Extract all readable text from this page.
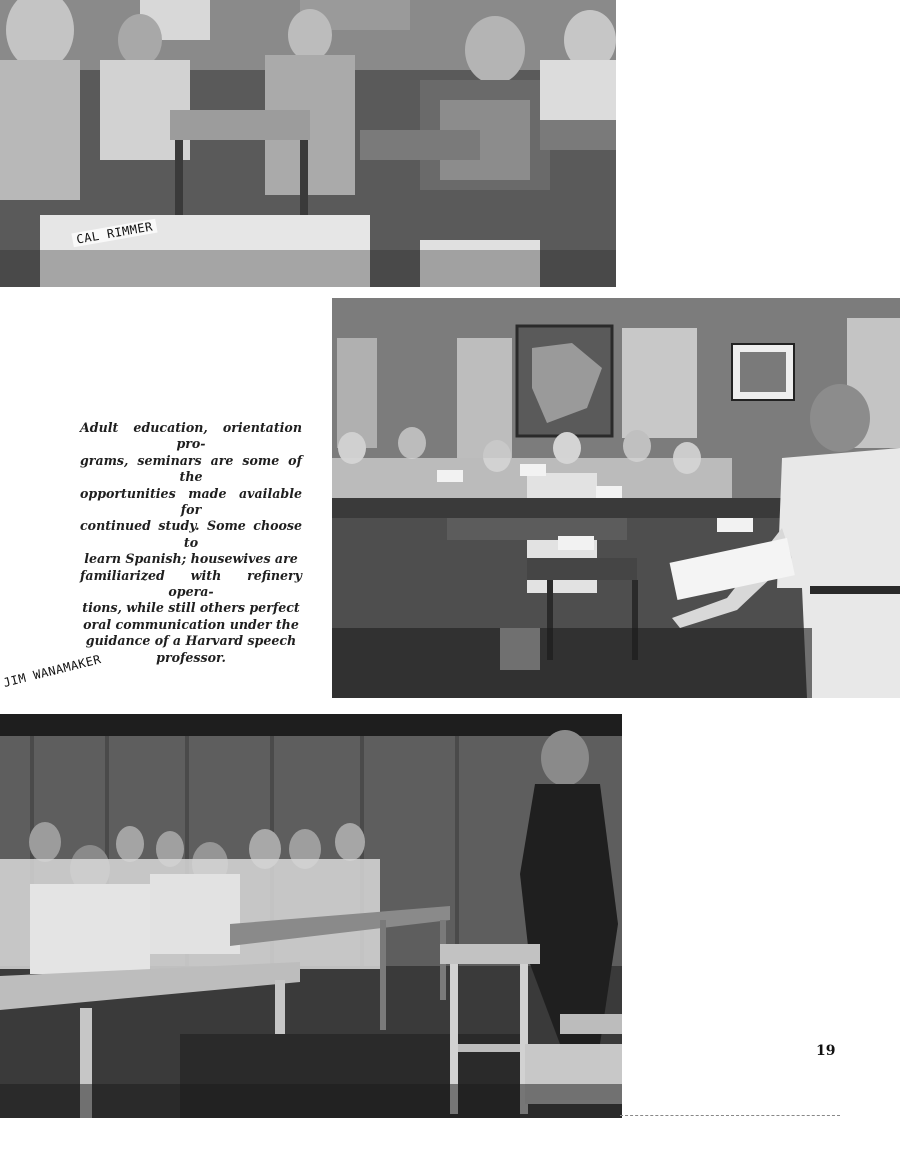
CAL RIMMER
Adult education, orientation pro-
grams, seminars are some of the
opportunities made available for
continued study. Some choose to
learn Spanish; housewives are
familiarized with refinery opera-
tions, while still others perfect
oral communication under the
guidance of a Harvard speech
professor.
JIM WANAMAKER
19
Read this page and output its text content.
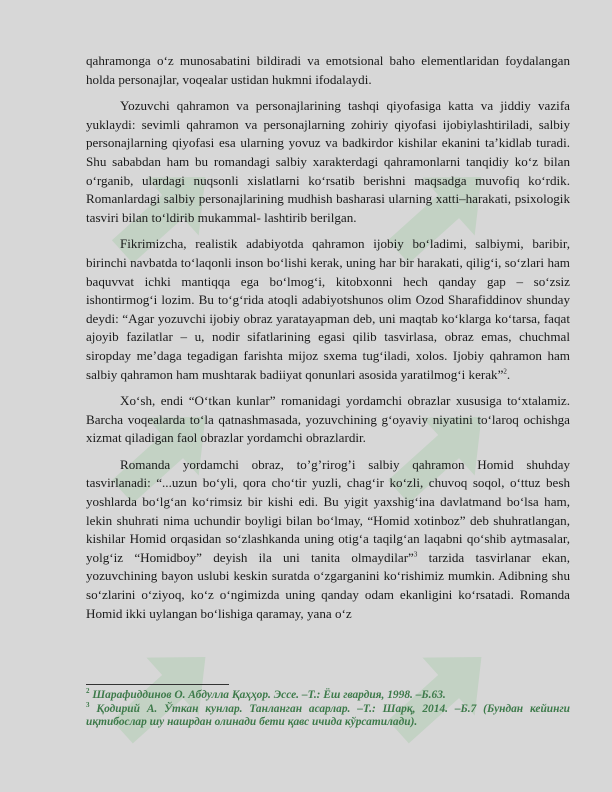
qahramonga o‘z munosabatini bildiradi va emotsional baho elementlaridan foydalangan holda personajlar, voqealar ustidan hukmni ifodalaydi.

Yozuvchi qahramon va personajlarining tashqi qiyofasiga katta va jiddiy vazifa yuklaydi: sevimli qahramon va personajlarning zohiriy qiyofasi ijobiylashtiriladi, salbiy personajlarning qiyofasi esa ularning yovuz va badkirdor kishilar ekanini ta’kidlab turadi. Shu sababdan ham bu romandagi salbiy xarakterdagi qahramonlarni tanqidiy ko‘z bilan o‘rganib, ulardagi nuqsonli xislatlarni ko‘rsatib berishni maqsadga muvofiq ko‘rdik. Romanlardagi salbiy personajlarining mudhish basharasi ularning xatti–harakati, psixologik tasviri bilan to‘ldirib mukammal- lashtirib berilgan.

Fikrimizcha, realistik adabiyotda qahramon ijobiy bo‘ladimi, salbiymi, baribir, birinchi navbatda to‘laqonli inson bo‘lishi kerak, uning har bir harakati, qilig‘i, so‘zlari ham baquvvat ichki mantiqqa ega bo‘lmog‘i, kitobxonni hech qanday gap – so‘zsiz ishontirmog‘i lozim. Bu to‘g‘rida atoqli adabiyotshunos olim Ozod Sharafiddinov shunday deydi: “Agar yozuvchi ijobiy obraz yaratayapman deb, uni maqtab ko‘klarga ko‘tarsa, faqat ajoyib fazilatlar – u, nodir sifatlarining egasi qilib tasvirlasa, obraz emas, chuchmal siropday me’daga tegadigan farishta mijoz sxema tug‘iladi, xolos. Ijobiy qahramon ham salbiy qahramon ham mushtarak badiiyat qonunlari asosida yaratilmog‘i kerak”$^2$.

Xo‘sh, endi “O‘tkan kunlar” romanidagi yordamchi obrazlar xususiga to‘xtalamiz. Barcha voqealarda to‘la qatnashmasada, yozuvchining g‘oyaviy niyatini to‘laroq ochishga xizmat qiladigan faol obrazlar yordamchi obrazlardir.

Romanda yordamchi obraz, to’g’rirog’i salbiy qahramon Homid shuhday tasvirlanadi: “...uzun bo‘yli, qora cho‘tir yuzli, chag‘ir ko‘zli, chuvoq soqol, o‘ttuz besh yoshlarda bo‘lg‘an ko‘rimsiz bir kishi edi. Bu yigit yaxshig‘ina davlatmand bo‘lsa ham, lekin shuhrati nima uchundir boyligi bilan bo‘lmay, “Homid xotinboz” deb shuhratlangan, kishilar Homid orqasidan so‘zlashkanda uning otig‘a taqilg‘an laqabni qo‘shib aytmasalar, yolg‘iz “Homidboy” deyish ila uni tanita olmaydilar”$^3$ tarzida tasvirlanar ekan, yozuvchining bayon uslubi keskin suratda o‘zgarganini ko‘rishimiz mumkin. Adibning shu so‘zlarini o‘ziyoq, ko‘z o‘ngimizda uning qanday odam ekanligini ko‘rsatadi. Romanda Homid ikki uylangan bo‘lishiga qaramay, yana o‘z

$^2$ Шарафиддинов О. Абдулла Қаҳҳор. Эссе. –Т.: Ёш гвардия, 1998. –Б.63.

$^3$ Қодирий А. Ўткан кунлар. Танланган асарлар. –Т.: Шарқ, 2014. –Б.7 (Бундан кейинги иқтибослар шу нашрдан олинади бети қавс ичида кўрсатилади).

* Problem to solve
Show the lines of the material that contain the word "text".

* Response
Extract all readable text from this page.
Read this page and output its text content.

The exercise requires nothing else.